Filter the listing below, copying every line in which the word "Nombre" appears.

[BEGIN]

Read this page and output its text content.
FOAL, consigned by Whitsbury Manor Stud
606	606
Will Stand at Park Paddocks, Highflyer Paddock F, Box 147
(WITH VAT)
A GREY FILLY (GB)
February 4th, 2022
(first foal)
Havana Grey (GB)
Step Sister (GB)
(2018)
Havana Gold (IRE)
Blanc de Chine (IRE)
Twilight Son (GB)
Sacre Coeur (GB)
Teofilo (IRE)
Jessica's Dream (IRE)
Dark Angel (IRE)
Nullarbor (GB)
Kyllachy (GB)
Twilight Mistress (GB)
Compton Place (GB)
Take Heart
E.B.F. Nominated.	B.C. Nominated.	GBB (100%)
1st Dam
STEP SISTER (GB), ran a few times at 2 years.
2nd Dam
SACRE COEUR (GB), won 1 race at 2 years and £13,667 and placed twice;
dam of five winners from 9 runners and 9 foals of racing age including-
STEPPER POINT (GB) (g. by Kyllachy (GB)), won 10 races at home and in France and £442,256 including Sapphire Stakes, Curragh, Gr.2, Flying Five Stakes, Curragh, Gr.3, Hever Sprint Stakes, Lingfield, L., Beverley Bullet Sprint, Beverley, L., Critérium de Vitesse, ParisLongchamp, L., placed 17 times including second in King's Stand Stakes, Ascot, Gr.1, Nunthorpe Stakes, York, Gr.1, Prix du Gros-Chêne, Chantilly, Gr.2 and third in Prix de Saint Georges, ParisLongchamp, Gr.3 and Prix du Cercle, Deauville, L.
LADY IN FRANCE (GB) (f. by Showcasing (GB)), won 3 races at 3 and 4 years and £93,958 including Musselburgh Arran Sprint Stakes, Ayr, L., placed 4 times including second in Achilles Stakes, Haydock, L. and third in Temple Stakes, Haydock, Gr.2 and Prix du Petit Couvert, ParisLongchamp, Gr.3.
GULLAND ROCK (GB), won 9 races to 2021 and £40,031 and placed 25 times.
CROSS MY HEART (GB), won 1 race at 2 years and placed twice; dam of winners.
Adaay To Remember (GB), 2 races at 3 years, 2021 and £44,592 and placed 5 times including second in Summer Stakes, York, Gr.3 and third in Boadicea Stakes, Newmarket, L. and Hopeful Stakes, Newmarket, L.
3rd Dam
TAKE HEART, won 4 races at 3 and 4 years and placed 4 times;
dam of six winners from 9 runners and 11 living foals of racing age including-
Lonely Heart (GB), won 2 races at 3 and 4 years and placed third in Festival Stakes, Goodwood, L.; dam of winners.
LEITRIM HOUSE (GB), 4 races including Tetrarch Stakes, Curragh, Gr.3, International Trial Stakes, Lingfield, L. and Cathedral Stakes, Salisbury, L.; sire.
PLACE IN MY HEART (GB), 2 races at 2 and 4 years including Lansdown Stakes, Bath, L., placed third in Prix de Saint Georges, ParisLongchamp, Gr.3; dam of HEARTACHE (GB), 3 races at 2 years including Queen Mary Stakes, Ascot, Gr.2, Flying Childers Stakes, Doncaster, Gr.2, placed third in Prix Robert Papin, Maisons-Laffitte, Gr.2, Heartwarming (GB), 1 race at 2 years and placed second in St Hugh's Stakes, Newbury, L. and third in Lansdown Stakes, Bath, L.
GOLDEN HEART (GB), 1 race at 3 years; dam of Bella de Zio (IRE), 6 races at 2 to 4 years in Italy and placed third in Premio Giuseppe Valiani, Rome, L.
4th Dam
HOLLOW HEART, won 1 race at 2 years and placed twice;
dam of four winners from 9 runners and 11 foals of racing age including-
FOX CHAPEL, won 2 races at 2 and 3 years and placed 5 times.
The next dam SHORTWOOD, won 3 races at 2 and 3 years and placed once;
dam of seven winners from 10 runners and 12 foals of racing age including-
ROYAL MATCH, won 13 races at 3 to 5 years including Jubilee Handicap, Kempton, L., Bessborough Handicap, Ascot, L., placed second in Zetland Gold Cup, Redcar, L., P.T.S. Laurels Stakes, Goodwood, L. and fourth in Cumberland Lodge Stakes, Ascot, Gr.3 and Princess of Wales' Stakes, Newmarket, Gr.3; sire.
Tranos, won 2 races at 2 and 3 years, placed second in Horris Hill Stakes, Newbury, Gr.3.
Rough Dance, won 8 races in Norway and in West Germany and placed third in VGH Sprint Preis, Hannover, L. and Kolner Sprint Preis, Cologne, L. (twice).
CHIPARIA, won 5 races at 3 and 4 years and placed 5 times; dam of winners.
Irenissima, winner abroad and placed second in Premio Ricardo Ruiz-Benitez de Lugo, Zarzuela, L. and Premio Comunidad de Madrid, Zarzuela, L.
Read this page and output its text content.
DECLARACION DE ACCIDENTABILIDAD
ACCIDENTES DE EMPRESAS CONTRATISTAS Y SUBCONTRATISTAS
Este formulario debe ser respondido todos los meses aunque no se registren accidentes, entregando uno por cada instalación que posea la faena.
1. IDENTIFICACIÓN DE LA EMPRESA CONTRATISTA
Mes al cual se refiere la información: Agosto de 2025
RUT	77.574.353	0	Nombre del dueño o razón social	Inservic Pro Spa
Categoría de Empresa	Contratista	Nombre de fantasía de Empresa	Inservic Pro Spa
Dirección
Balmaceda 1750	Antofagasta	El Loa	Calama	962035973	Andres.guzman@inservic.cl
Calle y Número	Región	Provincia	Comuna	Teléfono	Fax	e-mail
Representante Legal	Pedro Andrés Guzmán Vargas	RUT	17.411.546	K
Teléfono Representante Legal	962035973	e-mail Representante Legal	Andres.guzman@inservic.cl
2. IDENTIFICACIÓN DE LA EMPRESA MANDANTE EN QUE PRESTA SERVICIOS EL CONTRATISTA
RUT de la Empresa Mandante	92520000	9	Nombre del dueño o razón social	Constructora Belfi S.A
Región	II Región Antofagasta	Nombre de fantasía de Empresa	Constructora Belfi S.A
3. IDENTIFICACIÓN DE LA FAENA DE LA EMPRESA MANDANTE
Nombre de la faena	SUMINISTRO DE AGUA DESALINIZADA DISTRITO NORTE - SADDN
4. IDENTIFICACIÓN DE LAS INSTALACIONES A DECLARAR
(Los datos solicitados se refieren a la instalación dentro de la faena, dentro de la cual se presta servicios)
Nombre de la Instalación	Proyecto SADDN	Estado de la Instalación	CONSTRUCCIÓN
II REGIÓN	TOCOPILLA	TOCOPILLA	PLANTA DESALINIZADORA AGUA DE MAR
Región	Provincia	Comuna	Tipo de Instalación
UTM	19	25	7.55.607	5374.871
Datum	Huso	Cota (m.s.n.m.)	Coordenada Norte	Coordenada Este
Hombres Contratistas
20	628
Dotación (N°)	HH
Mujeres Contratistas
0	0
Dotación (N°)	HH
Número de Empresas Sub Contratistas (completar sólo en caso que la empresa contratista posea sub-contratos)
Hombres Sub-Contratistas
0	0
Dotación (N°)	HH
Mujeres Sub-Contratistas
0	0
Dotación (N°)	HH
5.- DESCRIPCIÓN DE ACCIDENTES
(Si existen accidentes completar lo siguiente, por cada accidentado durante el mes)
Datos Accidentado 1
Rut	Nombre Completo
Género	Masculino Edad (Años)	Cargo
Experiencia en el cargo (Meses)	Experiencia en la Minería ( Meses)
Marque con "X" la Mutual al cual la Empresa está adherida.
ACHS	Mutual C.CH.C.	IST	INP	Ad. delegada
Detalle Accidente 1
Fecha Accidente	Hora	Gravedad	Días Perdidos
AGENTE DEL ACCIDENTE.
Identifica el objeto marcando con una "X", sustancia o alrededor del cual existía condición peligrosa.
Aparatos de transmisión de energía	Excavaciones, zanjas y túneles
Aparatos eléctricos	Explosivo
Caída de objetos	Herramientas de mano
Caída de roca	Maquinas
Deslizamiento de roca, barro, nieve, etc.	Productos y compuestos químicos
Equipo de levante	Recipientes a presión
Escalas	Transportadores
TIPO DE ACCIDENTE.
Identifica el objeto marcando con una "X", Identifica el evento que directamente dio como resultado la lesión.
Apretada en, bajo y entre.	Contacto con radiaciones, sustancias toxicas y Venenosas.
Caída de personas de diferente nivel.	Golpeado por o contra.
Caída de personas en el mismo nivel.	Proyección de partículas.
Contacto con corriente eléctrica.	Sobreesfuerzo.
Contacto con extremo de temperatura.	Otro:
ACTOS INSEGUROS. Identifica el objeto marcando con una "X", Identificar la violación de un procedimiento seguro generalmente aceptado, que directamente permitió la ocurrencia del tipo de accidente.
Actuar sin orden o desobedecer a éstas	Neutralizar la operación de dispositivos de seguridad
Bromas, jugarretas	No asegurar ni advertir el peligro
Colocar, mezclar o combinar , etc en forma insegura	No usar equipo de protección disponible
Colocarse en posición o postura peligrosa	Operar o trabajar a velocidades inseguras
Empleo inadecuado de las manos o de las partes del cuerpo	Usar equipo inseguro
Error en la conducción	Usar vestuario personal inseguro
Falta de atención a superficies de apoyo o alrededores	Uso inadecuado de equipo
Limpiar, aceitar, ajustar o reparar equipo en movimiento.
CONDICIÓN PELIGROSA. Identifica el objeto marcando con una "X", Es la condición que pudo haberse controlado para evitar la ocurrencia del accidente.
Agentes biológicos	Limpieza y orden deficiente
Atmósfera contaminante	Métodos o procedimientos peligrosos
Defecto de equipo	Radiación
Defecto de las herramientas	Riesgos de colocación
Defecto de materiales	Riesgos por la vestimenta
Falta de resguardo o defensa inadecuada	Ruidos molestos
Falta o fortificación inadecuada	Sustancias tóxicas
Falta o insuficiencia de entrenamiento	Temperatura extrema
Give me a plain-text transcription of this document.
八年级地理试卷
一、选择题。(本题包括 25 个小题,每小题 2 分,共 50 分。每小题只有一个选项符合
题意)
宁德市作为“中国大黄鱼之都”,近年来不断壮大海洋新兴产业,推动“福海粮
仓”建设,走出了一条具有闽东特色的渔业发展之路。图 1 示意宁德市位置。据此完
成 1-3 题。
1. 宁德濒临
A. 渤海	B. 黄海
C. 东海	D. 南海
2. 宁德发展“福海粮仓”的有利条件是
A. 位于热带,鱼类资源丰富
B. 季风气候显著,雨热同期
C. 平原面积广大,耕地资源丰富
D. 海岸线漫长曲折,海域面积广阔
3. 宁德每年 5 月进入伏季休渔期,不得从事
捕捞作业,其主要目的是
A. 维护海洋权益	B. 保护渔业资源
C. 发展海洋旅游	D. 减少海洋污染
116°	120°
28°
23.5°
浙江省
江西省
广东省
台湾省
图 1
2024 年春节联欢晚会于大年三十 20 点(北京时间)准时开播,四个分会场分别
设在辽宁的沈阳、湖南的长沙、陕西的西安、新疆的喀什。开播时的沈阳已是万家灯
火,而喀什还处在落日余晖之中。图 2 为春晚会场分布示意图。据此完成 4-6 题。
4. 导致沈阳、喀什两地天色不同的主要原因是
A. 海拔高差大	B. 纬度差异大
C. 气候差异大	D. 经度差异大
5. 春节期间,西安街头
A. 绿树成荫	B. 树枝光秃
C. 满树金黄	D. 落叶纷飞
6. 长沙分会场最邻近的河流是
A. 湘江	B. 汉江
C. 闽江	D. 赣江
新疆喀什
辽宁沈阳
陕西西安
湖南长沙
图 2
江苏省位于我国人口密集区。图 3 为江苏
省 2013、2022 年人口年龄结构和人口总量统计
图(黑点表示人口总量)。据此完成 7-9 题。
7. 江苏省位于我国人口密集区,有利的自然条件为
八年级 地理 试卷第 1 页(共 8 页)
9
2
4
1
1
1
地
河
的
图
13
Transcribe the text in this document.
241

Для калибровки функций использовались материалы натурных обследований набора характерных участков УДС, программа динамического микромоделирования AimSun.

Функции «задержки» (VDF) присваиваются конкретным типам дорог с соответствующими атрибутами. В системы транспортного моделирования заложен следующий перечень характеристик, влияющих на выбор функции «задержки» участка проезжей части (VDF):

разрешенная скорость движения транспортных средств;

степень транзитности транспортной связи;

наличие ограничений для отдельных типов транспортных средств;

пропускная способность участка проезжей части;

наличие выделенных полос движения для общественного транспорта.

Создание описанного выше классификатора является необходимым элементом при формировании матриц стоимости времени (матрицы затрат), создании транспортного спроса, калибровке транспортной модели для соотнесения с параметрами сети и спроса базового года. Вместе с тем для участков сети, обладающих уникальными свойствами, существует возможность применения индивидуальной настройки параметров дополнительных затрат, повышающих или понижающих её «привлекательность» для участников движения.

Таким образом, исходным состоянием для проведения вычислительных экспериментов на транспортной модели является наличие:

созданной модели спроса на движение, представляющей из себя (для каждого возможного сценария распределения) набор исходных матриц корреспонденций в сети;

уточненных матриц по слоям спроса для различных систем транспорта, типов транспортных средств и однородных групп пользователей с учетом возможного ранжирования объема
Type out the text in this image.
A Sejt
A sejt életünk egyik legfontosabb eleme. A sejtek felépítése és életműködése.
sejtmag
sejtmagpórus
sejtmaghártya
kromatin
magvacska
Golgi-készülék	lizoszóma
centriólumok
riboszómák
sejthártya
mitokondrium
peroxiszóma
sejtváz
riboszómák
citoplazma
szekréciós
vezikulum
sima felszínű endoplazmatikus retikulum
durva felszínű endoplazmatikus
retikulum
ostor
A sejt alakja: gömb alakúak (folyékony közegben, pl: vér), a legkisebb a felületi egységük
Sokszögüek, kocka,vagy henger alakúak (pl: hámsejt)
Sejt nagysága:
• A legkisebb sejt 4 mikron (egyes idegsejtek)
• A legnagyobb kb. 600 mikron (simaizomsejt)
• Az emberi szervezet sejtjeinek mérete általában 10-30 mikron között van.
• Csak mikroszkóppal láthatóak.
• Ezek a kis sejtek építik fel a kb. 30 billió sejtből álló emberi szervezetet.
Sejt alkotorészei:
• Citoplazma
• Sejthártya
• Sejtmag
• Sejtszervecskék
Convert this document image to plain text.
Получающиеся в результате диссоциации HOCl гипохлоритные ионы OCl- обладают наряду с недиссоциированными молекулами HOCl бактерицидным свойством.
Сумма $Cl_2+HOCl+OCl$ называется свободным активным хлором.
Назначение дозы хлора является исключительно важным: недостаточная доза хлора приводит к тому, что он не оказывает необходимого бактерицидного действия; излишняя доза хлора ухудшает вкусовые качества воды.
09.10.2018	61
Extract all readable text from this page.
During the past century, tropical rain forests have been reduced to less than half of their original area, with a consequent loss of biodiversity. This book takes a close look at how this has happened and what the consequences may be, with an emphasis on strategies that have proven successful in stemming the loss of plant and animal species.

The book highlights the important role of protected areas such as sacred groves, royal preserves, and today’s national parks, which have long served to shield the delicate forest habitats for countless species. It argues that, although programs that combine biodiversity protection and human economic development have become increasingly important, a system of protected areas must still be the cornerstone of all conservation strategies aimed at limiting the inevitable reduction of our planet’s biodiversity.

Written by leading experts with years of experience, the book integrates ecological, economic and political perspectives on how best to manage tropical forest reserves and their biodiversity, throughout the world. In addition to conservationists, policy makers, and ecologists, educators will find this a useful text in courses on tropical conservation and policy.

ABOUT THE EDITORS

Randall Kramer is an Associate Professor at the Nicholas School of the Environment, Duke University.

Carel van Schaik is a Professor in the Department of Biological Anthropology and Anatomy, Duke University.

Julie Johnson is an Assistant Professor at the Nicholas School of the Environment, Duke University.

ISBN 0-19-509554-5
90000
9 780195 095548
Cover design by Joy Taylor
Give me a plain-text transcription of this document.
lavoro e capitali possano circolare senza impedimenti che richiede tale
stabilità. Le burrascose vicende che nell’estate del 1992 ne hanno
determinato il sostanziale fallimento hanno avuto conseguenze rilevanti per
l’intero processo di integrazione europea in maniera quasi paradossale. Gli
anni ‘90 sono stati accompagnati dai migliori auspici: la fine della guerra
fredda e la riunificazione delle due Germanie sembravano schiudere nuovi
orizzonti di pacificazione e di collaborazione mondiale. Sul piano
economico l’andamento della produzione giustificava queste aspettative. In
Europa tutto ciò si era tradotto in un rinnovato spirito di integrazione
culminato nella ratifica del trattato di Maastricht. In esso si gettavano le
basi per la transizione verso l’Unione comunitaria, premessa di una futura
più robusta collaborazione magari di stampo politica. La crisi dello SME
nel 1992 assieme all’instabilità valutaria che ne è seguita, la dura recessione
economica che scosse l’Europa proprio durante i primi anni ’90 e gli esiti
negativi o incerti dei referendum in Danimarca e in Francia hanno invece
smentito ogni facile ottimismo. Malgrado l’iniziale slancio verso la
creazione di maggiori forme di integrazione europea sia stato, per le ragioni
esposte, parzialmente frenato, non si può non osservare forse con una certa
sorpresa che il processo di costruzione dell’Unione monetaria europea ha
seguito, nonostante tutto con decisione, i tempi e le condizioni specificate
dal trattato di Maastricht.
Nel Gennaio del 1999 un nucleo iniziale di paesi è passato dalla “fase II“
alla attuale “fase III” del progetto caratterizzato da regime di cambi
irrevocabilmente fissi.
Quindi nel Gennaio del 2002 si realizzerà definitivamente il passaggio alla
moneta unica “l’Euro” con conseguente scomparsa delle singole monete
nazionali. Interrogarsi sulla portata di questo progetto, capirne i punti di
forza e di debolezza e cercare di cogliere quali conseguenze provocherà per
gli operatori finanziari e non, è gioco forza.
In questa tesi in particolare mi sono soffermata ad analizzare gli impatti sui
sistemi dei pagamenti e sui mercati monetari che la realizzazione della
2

[END]

▶ RESPONSE TO THE EXERCISE:
RUT	77.574.353	0	Nombre del dueño o razón social	Inservic Pro Spa
Categoría de Empresa	Contratista	Nombre de fantasía de Empresa	Inservic Pro Spa
RUT de la Empresa Mandante	92520000	9	Nombre del dueño o razón social	Constructora Belfi S.A
Región	II Región Antofagasta	Nombre de fantasía de Empresa	Constructora Belfi S.A
Nombre de la faena	SUMINISTRO DE AGUA DESALINIZADA DISTRITO NORTE - SADDN
Nombre de la Instalación	Proyecto SADDN	Estado de la Instalación	CONSTRUCCIÓN
Rut	Nombre Completo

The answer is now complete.